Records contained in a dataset
___

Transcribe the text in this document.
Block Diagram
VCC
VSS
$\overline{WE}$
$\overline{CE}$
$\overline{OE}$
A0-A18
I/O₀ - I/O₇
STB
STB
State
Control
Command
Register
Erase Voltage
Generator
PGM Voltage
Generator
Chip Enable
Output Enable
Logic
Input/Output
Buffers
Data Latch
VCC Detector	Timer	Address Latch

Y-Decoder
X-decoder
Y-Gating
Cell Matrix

___

WHAT THIS TASK INVOLVES: Print every entry exactly as written.

ANSWER IN FULL:
Transcribe the text in this document.
Block Diagram
VCC
VSS
$\overline{WE}$
$\overline{CE}$
$\overline{OE}$
A0-A18
I/O₀ - I/O₇
STB
STB
State
Control
Command
Register
Erase Voltage
Generator
PGM Voltage
Generator
Chip Enable
Output Enable
Logic
Input/Output
Buffers
Data Latch
VCC Detector	Timer	Address Latch

Y-Decoder
X-decoder
Y-Gating
Cell Matrix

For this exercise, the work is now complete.